Re: [R] Overlaying graphs

2003-09-05 Thread Paul Meagher
From: Damon Wischik [EMAIL PROTECTED]

 Paul Meagher wrote:
  2. Does R have a suite of best-fit tools for finding the best
  fitting-probability distribution for any observed probability
distribution?

 I think that the best-fitting probability distribution for an observed
 probability distribution is the empirical distribution of your
 observations.

 (Perhaps you have some other criteria than just goodness of fit?)

You can certainly use the empirical distribution of observations to
construct your probability distribution and you are correct that, in some
sense, this would be the best fitting probability distribution.

Lately I have been asking myself why we bother in the first place to use
theoretical probability distributions to model our empirically
distributions.  Why not construct the probability distribution directly from
the data itself?  I think that in some cases, this is the correct route to
go.  Computers allow us to make inferences about the probability of certain
outcomes using these irregularly shaped distributions.  These inferences may
be more accurate than using any of the available theoretical probability
distributions.

The main reasons I can come up with for not using the empirical distribution
itself as your probability distribution are:

1. Over-fitting which limits your ability to generalize to new situations.
This, I think, is most important reason for engaging in the exercise of
fitting your data to a theoretical distribution.

2. It is easier to derive inferences about your random variable.  This is
the second most important reason.

3. Anyone who plays with numbers constitutionally tends towards platonism.

Regards,
Paul

 Damon.

================

__WORK REQUIRED__
Write out the mailing-list reply about fitting probability distributions word for word, in full. The material after this point stands apart from the text.

__SOURCE EXCERPT__
================

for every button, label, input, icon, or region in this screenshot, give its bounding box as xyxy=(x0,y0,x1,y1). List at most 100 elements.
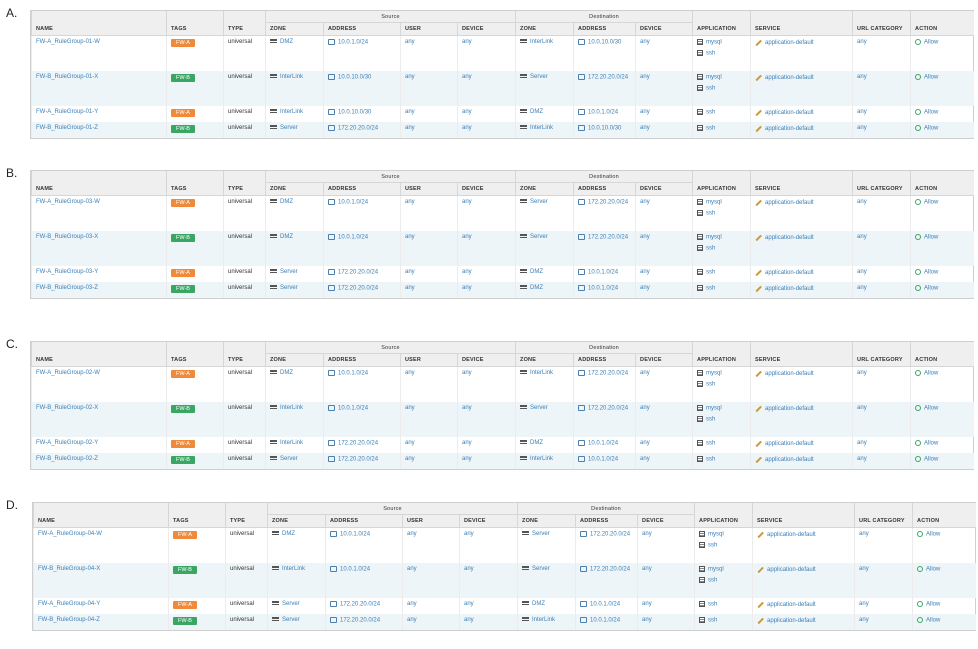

================

__COMPLETE RESPONSE__
Re: [R] Overlaying graphs

2003-09-05 Thread Paul Meagher
From: Damon Wischik [EMAIL PROTECTED]

 Paul Meagher wrote:
  2. Does R have a suite of best-fit tools for finding the best
  fitting-probability distribution for any observed probability
distribution?

 I think that the best-fitting probability distribution for an observed
 probability distribution is the empirical distribution of your
 observations.

 (Perhaps you have some other criteria than just goodness of fit?)

You can certainly use the empirical distribution of observations to
construct your probability distribution and you are correct that, in some
sense, this would be the best fitting probability distribution.

Lately I have been asking myself why we bother in the first place to use
theoretical probability distributions to model our empirically
distributions.  Why not construct the probability distribution directly from
the data itself?  I think that in some cases, this is the correct route to
go.  Computers allow us to make inferences about the probability of certain
outcomes using these irregularly shaped distributions.  These inferences may
be more accurate than using any of the available theoretical probability
distributions.

The main reasons I can come up with for not using the empirical distribution
itself as your probability distribution are:

1. Over-fitting which limits your ability to generalize to new situations.
This, I think, is most important reason for engaging in the exercise of
fitting your data to a theoretical distribution.

2. It is easier to derive inferences about your random variable.  This is
the second most important reason.

3. Anyone who plays with numbers constitutionally tends towards platonism.

Regards,
Paul

 Damon.